Can you copy word for word every line from the one containing "text-line: сті в" through the one containing "watermark-text: vshkole.com [753,547,800,625]", including both of those lines?

Box coordinate listing
+++
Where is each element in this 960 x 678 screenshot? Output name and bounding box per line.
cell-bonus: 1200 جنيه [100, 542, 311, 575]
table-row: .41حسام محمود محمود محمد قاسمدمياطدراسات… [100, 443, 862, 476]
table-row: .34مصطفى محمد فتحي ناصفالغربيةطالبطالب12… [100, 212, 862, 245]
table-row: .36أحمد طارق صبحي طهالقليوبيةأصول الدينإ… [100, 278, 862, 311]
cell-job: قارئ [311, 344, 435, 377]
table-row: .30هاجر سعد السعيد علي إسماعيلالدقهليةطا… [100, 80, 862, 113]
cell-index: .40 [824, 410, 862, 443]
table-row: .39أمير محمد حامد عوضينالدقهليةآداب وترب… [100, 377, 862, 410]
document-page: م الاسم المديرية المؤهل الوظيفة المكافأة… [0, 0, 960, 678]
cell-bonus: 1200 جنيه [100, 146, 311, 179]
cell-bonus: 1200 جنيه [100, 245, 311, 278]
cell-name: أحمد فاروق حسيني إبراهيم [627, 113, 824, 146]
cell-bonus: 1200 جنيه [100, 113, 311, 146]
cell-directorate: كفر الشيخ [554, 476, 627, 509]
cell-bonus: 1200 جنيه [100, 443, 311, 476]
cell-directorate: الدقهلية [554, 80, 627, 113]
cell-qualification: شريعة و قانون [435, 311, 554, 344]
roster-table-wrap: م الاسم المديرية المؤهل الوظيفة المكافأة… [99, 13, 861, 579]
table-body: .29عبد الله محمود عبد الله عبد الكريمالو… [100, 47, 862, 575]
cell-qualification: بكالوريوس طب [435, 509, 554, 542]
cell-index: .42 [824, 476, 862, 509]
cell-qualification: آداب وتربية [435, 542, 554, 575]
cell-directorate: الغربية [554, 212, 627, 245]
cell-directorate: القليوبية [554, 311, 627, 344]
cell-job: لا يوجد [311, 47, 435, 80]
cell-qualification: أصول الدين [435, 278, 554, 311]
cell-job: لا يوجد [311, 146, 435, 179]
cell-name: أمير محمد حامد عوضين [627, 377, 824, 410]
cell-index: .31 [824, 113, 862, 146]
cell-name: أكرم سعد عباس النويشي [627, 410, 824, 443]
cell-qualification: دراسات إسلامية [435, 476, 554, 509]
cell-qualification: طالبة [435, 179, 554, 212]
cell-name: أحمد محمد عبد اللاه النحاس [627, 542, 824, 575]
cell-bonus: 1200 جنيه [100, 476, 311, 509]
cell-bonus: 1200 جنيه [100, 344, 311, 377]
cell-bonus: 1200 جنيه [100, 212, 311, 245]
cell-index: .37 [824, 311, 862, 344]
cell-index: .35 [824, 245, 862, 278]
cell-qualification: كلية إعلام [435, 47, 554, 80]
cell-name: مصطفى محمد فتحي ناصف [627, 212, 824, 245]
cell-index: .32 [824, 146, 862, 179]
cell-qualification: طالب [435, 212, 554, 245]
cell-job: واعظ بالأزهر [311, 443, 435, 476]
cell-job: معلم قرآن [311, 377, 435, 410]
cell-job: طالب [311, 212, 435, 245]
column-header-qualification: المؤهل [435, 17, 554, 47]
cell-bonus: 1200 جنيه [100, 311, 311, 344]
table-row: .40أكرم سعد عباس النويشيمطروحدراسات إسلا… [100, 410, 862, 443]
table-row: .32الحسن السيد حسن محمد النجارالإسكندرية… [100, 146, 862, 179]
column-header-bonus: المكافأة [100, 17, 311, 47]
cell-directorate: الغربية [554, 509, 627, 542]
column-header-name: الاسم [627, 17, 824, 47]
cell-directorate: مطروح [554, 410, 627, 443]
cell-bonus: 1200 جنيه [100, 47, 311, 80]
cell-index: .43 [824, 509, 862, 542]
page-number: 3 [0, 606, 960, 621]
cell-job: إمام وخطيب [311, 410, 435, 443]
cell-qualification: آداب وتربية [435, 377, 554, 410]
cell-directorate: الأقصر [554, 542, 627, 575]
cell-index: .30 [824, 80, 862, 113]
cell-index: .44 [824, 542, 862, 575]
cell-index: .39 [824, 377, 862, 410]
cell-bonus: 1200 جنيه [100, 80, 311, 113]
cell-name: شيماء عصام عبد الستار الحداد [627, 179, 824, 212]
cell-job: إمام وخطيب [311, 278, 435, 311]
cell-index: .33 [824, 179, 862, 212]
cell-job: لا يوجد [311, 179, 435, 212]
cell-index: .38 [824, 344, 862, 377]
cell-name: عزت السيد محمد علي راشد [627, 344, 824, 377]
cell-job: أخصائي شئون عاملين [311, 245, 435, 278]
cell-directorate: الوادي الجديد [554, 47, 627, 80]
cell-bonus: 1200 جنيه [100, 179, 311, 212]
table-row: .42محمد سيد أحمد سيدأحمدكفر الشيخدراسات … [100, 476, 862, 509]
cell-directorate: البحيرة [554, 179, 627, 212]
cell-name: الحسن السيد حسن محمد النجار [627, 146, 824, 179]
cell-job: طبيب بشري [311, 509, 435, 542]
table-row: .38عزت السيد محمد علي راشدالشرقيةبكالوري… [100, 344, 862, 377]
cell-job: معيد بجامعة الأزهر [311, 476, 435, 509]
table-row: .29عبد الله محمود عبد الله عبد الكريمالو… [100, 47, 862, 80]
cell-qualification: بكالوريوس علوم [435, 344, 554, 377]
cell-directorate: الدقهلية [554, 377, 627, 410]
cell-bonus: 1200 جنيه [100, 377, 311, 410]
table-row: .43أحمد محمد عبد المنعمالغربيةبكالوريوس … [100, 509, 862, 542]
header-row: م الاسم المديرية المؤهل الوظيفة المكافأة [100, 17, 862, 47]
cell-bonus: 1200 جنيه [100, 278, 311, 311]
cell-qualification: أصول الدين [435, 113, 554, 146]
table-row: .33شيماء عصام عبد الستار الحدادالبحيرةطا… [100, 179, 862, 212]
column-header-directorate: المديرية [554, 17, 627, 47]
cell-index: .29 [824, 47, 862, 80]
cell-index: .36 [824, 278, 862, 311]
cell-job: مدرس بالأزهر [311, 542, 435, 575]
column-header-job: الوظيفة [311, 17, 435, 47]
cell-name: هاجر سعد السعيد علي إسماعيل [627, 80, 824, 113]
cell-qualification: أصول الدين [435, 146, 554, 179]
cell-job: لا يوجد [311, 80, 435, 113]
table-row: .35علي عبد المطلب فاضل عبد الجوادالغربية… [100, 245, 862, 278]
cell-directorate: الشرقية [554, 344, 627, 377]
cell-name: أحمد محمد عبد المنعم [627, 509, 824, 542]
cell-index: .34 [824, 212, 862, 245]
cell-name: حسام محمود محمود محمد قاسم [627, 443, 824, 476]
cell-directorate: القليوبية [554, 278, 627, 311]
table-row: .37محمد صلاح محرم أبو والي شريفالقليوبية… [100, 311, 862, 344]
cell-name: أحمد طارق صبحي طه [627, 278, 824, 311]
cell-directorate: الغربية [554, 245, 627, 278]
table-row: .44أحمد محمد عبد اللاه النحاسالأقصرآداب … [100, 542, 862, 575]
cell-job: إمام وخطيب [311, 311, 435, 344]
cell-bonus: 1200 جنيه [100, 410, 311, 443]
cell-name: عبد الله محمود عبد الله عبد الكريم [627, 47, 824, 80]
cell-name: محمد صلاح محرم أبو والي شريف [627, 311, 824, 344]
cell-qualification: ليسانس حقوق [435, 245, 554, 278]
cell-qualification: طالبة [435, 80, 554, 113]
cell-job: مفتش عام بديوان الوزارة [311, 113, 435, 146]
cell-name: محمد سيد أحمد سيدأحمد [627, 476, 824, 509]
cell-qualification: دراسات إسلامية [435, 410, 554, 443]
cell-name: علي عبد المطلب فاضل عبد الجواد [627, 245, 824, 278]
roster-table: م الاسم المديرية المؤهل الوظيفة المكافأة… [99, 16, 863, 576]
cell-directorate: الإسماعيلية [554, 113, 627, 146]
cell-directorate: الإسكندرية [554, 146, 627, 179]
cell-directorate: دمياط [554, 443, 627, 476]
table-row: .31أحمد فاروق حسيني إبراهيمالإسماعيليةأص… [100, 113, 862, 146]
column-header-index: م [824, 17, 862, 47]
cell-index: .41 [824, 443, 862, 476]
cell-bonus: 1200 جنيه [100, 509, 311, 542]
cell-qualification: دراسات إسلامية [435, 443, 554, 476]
+++
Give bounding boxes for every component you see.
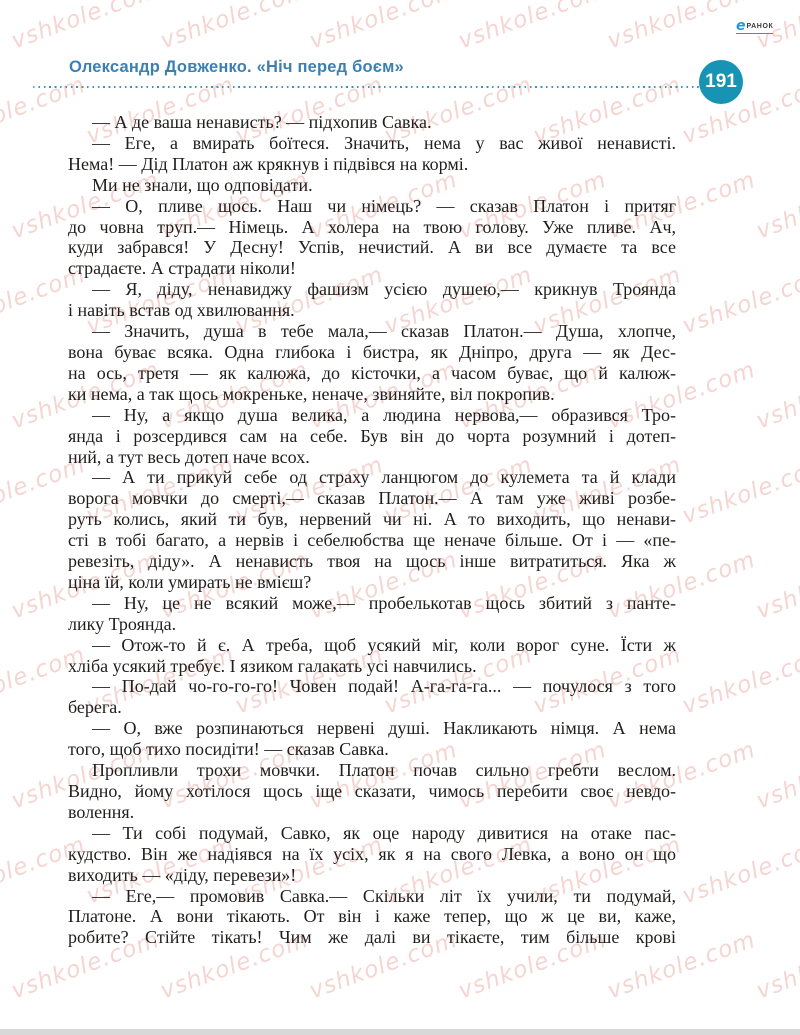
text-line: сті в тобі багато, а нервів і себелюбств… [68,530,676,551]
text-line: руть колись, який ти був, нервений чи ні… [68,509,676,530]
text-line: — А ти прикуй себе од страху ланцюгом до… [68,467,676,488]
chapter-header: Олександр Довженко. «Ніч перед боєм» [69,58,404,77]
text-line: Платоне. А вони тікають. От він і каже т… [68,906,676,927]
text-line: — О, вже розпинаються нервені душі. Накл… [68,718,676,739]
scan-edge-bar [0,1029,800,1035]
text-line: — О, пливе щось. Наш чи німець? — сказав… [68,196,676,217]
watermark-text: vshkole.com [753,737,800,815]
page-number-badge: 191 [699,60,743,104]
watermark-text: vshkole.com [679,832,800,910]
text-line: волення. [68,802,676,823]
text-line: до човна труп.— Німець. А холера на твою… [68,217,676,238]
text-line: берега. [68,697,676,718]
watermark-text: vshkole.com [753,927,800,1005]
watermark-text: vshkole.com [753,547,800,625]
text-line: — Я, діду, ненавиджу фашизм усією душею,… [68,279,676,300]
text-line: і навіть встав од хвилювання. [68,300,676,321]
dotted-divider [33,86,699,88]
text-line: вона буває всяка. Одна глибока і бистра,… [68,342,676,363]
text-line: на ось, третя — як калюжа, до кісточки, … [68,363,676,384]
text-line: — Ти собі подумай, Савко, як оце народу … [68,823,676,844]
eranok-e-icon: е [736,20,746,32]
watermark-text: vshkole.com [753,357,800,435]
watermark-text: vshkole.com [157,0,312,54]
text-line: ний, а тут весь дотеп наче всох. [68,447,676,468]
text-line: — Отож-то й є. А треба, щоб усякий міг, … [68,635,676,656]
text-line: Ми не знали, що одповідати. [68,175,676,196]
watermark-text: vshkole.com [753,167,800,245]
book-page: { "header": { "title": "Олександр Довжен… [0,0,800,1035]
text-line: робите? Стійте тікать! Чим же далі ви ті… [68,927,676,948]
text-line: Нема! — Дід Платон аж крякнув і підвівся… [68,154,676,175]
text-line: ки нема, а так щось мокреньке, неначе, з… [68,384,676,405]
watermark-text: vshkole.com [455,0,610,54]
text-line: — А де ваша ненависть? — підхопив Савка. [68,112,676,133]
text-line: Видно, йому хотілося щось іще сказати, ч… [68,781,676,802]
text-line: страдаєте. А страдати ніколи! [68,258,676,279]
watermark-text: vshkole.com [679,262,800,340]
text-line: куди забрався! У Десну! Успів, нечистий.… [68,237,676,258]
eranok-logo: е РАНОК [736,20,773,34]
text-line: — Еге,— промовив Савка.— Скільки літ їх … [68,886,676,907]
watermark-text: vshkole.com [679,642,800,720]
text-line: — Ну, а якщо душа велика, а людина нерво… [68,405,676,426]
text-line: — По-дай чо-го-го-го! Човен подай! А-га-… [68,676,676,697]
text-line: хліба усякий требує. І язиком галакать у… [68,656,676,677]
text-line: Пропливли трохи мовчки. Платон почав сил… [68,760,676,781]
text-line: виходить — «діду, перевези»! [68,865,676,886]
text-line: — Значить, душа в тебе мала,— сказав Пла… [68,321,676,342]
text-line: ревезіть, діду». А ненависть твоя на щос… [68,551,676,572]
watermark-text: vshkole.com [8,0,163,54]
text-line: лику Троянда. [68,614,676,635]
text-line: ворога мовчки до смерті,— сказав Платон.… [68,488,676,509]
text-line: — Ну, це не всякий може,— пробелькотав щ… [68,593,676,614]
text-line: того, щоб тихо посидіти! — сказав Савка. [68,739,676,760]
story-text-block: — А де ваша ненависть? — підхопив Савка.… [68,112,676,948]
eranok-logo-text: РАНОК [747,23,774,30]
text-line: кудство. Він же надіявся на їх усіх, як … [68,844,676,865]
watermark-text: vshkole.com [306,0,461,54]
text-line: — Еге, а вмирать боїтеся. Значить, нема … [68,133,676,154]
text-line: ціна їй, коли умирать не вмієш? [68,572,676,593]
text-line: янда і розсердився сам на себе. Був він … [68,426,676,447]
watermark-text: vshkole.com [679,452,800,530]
+++
▶ Reply
text-line: сті в тобі багато, а нервів і себелюбств… [68,530,676,551]
text-line: руть колись, який ти був, нервений чи ні… [68,509,676,530]
text-line: — А ти прикуй себе од страху ланцюгом до… [68,467,676,488]
chapter-header: Олександр Довженко. «Ніч перед боєм» [69,58,404,77]
text-line: Платоне. А вони тікають. От він і каже т… [68,906,676,927]
text-line: — О, вже розпинаються нервені душі. Накл… [68,718,676,739]
scan-edge-bar [0,1029,800,1035]
text-line: — О, пливе щось. Наш чи німець? — сказав… [68,196,676,217]
watermark-text: vshkole.com [753,737,800,815]
page-number-badge: 191 [699,60,743,104]
watermark-text: vshkole.com [679,832,800,910]
text-line: волення. [68,802,676,823]
text-line: до човна труп.— Німець. А холера на твою… [68,217,676,238]
text-line: берега. [68,697,676,718]
watermark-text: vshkole.com [753,927,800,1005]
watermark-text: vshkole.com [753,547,800,625]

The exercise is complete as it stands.